::: LISTING
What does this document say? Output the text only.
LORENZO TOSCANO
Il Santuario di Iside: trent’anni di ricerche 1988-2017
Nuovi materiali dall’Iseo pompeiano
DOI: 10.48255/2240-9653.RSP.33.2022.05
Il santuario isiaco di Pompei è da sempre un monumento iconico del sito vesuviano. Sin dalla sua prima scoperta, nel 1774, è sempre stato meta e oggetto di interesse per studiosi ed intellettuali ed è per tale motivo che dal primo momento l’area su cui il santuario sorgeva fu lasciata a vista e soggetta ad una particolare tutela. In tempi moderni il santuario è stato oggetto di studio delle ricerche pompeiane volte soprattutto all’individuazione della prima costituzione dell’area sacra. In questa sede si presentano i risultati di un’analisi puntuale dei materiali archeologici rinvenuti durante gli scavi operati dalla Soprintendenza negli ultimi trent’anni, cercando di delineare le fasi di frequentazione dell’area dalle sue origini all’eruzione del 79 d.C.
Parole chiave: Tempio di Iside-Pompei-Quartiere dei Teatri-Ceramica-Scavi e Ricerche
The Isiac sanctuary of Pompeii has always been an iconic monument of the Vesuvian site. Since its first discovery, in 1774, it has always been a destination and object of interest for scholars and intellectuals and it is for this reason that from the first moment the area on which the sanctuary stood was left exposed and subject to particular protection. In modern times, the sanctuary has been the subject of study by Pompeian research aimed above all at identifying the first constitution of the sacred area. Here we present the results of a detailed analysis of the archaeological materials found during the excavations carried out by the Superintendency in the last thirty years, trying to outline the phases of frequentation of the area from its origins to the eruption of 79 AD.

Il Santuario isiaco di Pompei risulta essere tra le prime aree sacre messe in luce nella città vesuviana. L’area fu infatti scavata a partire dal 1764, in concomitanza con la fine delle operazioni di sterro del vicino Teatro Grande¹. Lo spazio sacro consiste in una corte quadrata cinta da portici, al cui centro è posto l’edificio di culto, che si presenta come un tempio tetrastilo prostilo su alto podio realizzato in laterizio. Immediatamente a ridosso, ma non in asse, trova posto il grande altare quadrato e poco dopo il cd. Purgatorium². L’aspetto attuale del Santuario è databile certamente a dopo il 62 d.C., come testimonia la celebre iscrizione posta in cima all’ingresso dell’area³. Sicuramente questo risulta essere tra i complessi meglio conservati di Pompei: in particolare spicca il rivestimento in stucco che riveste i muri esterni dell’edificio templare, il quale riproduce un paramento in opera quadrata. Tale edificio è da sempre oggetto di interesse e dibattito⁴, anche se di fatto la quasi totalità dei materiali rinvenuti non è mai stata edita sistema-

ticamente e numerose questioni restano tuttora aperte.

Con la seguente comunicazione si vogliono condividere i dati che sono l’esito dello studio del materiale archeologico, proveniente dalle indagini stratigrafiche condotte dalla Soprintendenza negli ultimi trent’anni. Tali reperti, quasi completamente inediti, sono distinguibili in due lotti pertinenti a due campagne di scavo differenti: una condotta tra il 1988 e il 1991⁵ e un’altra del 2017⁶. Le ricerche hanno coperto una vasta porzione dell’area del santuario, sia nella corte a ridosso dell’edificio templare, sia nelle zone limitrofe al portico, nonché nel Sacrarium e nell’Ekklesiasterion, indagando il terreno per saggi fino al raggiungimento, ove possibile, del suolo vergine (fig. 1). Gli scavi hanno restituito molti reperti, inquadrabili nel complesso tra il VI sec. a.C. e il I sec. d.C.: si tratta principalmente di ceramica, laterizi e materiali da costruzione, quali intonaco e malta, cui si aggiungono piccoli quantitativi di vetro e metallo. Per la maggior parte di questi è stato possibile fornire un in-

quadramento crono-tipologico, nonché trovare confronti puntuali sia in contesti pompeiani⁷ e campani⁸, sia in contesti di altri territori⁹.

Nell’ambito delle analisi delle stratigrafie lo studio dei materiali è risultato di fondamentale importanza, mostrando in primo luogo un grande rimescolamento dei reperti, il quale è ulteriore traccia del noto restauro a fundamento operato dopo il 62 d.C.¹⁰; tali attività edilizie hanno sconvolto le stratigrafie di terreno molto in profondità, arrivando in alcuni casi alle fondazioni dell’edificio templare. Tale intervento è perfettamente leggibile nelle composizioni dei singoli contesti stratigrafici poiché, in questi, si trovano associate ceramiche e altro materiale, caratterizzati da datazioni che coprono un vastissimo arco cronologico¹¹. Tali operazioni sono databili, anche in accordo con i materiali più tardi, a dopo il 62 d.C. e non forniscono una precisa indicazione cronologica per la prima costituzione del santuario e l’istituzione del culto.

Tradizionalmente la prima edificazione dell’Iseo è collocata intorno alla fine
::::::
::: LISTING
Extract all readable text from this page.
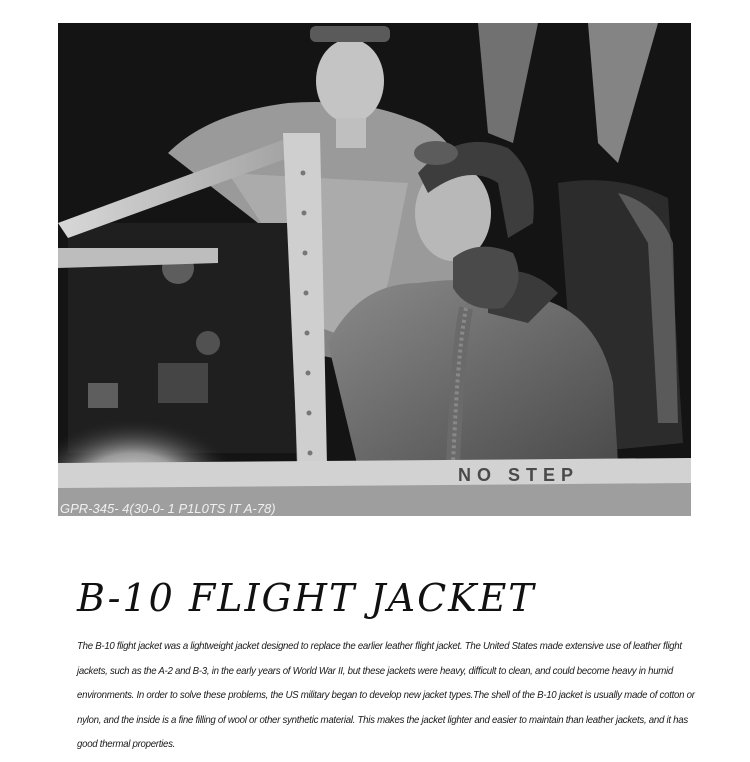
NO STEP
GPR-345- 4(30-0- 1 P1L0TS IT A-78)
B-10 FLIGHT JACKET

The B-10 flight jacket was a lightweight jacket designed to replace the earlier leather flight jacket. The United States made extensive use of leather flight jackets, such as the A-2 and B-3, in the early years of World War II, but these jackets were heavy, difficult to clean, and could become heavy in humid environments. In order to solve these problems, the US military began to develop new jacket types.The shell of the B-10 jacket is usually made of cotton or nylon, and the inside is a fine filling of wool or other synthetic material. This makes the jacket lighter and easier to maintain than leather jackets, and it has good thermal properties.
::::::
::: LISTING
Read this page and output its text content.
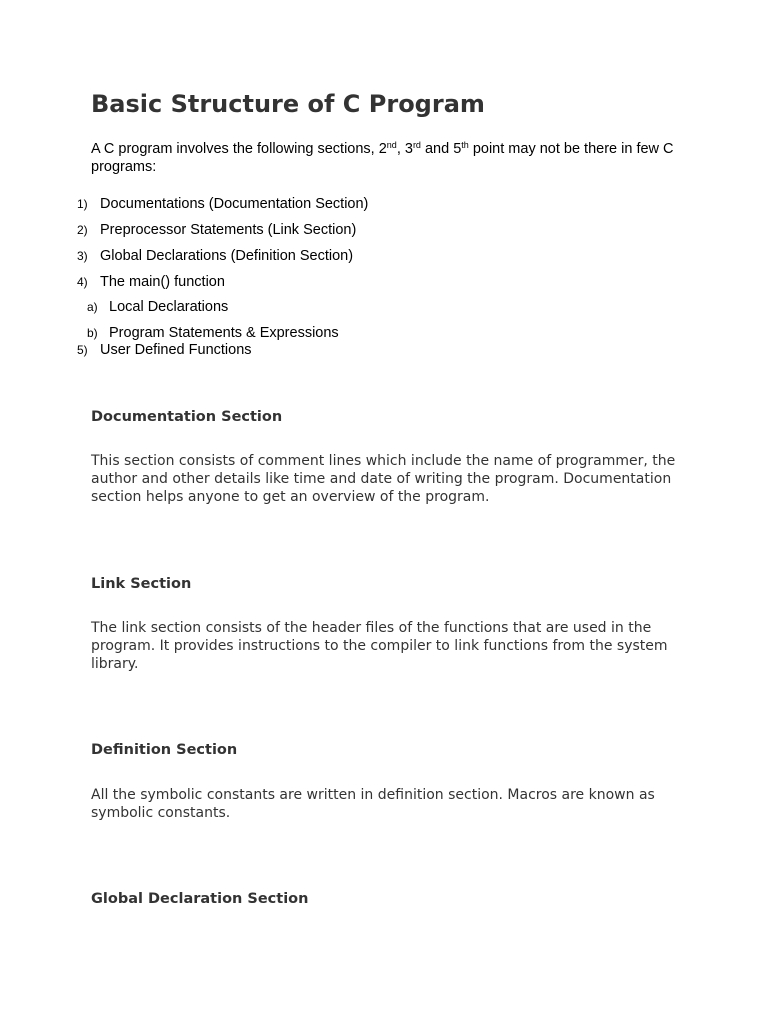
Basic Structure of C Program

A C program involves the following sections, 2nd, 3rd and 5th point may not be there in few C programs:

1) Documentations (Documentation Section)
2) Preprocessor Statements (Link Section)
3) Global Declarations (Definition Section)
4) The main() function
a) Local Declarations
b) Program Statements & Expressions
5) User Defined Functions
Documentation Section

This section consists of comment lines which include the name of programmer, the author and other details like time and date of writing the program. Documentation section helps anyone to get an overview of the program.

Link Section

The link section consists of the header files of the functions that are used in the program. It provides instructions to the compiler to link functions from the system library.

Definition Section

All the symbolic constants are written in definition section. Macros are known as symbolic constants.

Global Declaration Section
::::::
**WORK REQUIRED**
Locate the word "which" in the data above. Copy every line carrying it.

**TASK OUTPUT**
The Isiac sanctuary of Pompeii has always been an iconic monument of the Vesuvian site. Since its first discovery, in 1774, it has always been a destination and object of interest for scholars and intellectuals and it is for this reason that from the first moment the area on which the sanctuary stood was left exposed and subject to particular protection. In modern times, the sanctuary has been the subject of study by Pompeian research aimed above all at identifying the first constitution of the sacred area. Here we present the results of a detailed analysis of the archaeological materials found during the excavations carried out by the Superintendency in the last thirty years, trying to outline the phases of frequentation of the area from its origins to the eruption of 79 AD.
This section consists of comment lines which include the name of programmer, the author and other details like time and date of writing the program. Documentation section helps anyone to get an overview of the program.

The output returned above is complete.